__Requirement__
Some lines in the records below may hold the word "icon"; give the number of those lines and nothing else.

--- start Data to use ---

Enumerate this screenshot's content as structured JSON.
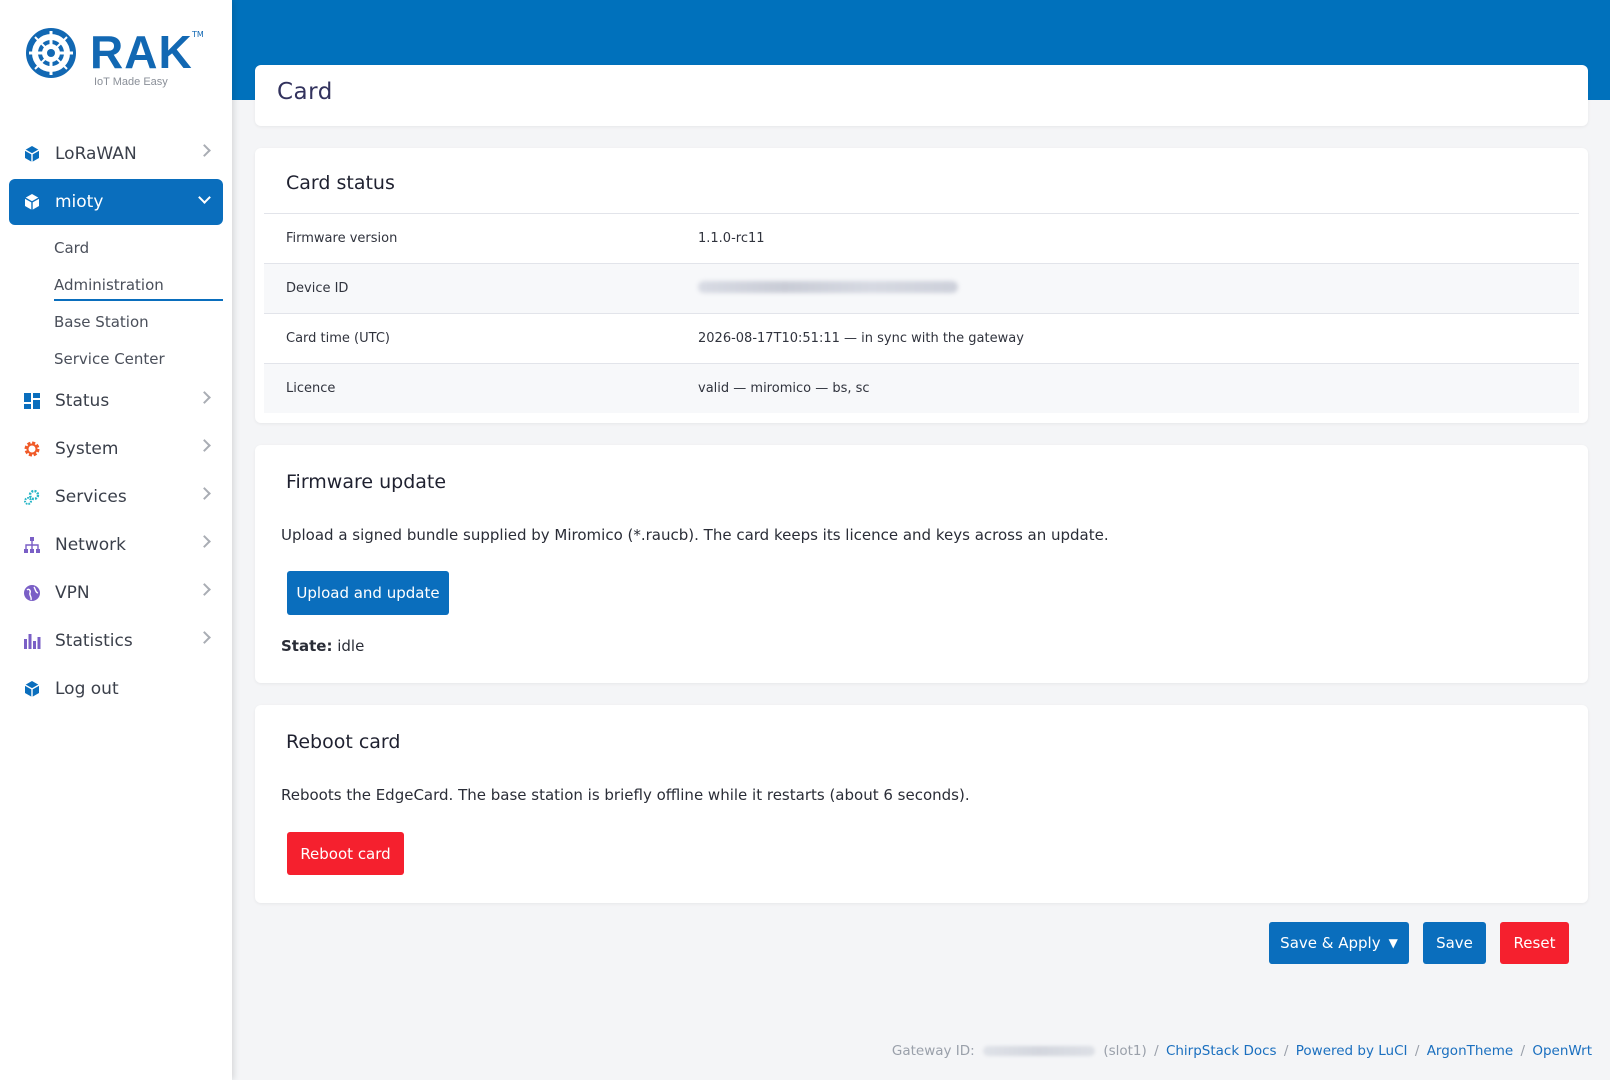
{
  "brand": {
    "name": "RAK",
    "tm": "TM",
    "tagline": "IoT Made Easy",
    "color": "#1268b3"
  },
  "sidebar": {
    "items": [
      {
        "label": "LoRaWAN",
        "icon": "cube-icon",
        "color": "#0a6ebd"
      },
      {
        "label": "mioty",
        "icon": "cube-icon",
        "active": true
      },
      {
        "label": "Status",
        "icon": "dashboard-icon",
        "color": "#0a6ebd"
      },
      {
        "label": "System",
        "icon": "gear-icon",
        "color": "#f05a28"
      },
      {
        "label": "Services",
        "icon": "gears-icon",
        "color": "#26b5c6"
      },
      {
        "label": "Network",
        "icon": "network-icon",
        "color": "#7a5fc6"
      },
      {
        "label": "VPN",
        "icon": "globe-icon",
        "color": "#7a5fc6"
      },
      {
        "label": "Statistics",
        "icon": "bar-chart-icon",
        "color": "#7a5fc6"
      },
      {
        "label": "Log out",
        "icon": "cube-icon",
        "color": "#0a6ebd"
      }
    ],
    "mioty_sub": [
      "Card",
      "Administration",
      "Base Station",
      "Service Center"
    ],
    "accent": "#0a6ebd"
  },
  "page": {
    "title": "Card"
  },
  "card_status": {
    "title": "Card status",
    "rows": [
      {
        "key": "Firmware version",
        "value": "1.1.0-rc11"
      },
      {
        "key": "Device ID",
        "value": ""
      },
      {
        "key": "Card time (UTC)",
        "value": "2026-08-17T10:51:11 — in sync with the gateway"
      },
      {
        "key": "Licence",
        "value": "valid — miromico — bs, sc"
      }
    ]
  },
  "firmware": {
    "title": "Firmware update",
    "description": "Upload a signed bundle supplied by Miromico (*.raucb). The card keeps its licence and keys across an update.",
    "button": "Upload and update",
    "state_label": "State:",
    "state_value": "idle"
  },
  "reboot": {
    "title": "Reboot card",
    "description": "Reboots the EdgeCard. The base station is briefly offline while it restarts (about 6 seconds).",
    "button": "Reboot card"
  },
  "actions": {
    "save_apply": "Save & Apply",
    "save_apply_caret": "▼",
    "save": "Save",
    "reset": "Reset"
  },
  "footer": {
    "gateway_label": "Gateway ID:",
    "slot": "(slot1)",
    "links": [
      "ChirpStack Docs",
      "Powered by LuCI",
      "ArgonTheme",
      "OpenWrt"
    ],
    "sep": "/"
  },
  "colors": {
    "header": "#0071bc",
    "primary": "#0a6ebd",
    "danger": "#f5202e"
  }
}
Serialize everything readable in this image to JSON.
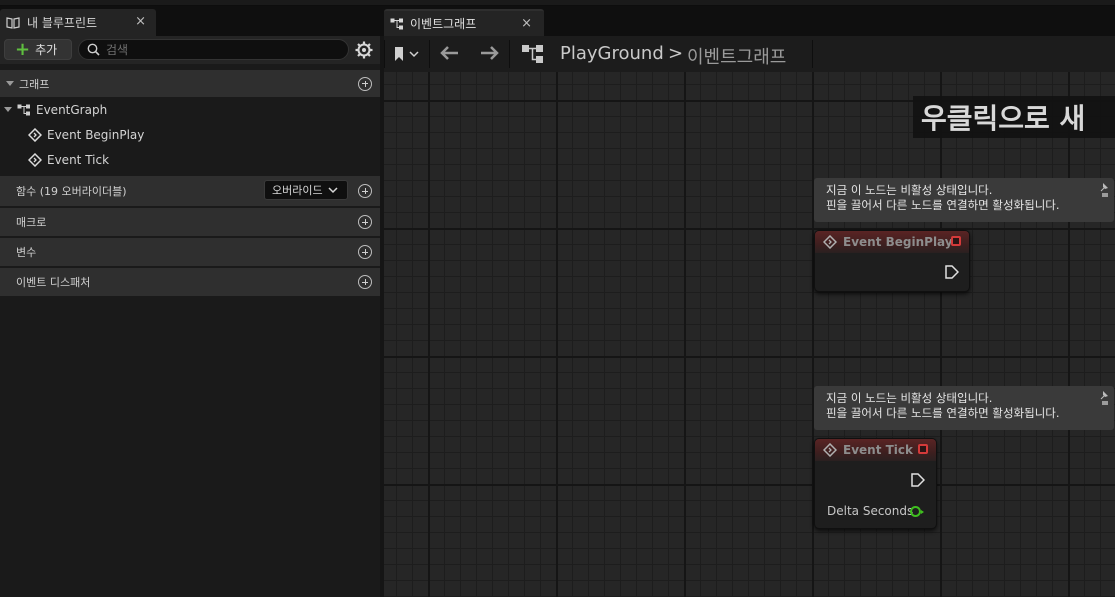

--- end Data to use ---

__The answer__
9